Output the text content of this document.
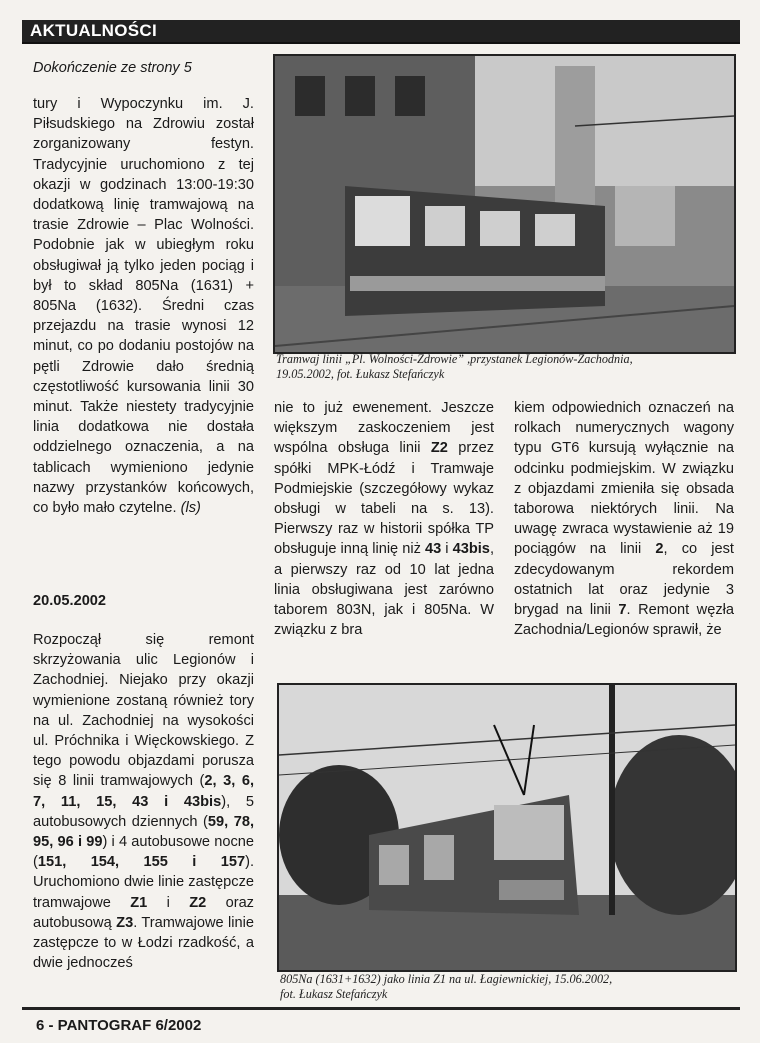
AKTUALNOŚCI
Dokończenie ze strony 5
tury i Wypoczynku im. J. Piłsudskiego na Zdrowiu został zorganizowany festyn. Tradycyjnie uruchomiono z tej okazji w godzinach 13:00-19:30 dodatkową linię tramwajową na trasie Zdrowie – Plac Wolności. Podobnie jak w ubiegłym roku obsługiwał ją tylko jeden pociąg i był to skład 805Na (1631) + 805Na (1632). Średni czas przejazdu na trasie wynosi 12 minut, co po dodaniu postojów na pętli Zdrowie dało średnią częstotliwość kursowania linii 30 minut. Także niestety tradycyjnie linia dodatkowa nie dostała oddzielnego oznaczenia, a na tablicach wymieniono jedynie nazwy przystanków końcowych, co było mało czytelne. (ls)
20.05.2002
Rozpoczął się remont skrzyżowania ulic Legionów i Zachodniej. Niejako przy okazji wymienione zostaną również tory na ul. Zachodniej na wysokości ul. Próchnika i Więckowskiego. Z tego powodu objazdami porusza się 8 linii tramwajowych (2, 3, 6, 7, 11, 15, 43 i 43bis), 5 autobusowych dziennych (59, 78, 95, 96 i 99) i 4 autobusowe nocne (151, 154, 155 i 157). Uruchomiono dwie linie zastępcze tramwajowe Z1 i Z2 oraz autobusową Z3. Tramwajowe linie zastępcze to w Łodzi rzadkość, a dwie jednocześ
nie to już ewenement. Jeszcze większym zaskoczeniem jest wspólna obsługa linii Z2 przez spółki MPK-Łódź i Tramwaje Podmiejskie (szczegółowy wykaz obsługi w tabeli na s. 13). Pierwszy raz w historii spółka TP obsługuje inną linię niż 43 i 43bis, a pierwszy raz od 10 lat jedna linia obsługiwana jest zarówno taborem 803N, jak i 805Na. W związku z bra
kiem odpowiednich oznaczeń na rolkach numerycznych wagony typu GT6 kursują wyłącznie na odcinku podmiejskim. W związku z objazdami zmieniła się obsada taborowa niektórych linii. Na uwagę zwraca wystawienie aż 19 pociągów na linii 2, co jest zdecydowanym rekordem ostatnich lat oraz jedynie 3 brygad na linii 7. Remont węzła Zachodnia/Legionów sprawił, że
Tramwaj linii „Pl. Wolności-Zdrowie” ,przystanek Legionów-Zachodnia,
19.05.2002, fot. Łukasz Stefańczyk
805Na (1631+1632) jako linia Z1 na ul. Łagiewnickiej, 15.06.2002,
fot. Łukasz Stefańczyk
6 - PANTOGRAF 6/2002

## WHAT NEEDS TO BE DONE
Write out the listing word for word, omitting the pictures it holds.

## EXPECTED OUTPUT
Output the text content of this document.
AKTUALNOŚCI
Dokończenie ze strony 5
tury i Wypoczynku im. J. Piłsudskiego na Zdrowiu został zorganizowany festyn. Tradycyjnie uruchomiono z tej okazji w godzinach 13:00-19:30 dodatkową linię tramwajową na trasie Zdrowie – Plac Wolności. Podobnie jak w ubiegłym roku obsługiwał ją tylko jeden pociąg i był to skład 805Na (1631) + 805Na (1632). Średni czas przejazdu na trasie wynosi 12 minut, co po dodaniu postojów na pętli Zdrowie dało średnią częstotliwość kursowania linii 30 minut. Także niestety tradycyjnie linia dodatkowa nie dostała oddzielnego oznaczenia, a na tablicach wymieniono jedynie nazwy przystanków końcowych, co było mało czytelne. (ls)
20.05.2002
Rozpoczął się remont skrzyżowania ulic Legionów i Zachodniej. Niejako przy okazji wymienione zostaną również tory na ul. Zachodniej na wysokości ul. Próchnika i Więckowskiego. Z tego powodu objazdami porusza się 8 linii tramwajowych (2, 3, 6, 7, 11, 15, 43 i 43bis), 5 autobusowych dziennych (59, 78, 95, 96 i 99) i 4 autobusowe nocne (151, 154, 155 i 157). Uruchomiono dwie linie zastępcze tramwajowe Z1 i Z2 oraz autobusową Z3. Tramwajowe linie zastępcze to w Łodzi rzadkość, a dwie jednocześ
nie to już ewenement. Jeszcze większym zaskoczeniem jest wspólna obsługa linii Z2 przez spółki MPK-Łódź i Tramwaje Podmiejskie (szczegółowy wykaz obsługi w tabeli na s. 13). Pierwszy raz w historii spółka TP obsługuje inną linię niż 43 i 43bis, a pierwszy raz od 10 lat jedna linia obsługiwana jest zarówno taborem 803N, jak i 805Na. W związku z bra
kiem odpowiednich oznaczeń na rolkach numerycznych wagony typu GT6 kursują wyłącznie na odcinku podmiejskim. W związku z objazdami zmieniła się obsada taborowa niektórych linii. Na uwagę zwraca wystawienie aż 19 pociągów na linii 2, co jest zdecydowanym rekordem ostatnich lat oraz jedynie 3 brygad na linii 7. Remont węzła Zachodnia/Legionów sprawił, że
Tramwaj linii „Pl. Wolności-Zdrowie” ,przystanek Legionów-Zachodnia,
19.05.2002, fot. Łukasz Stefańczyk
805Na (1631+1632) jako linia Z1 na ul. Łagiewnickiej, 15.06.2002,
fot. Łukasz Stefańczyk
6 - PANTOGRAF 6/2002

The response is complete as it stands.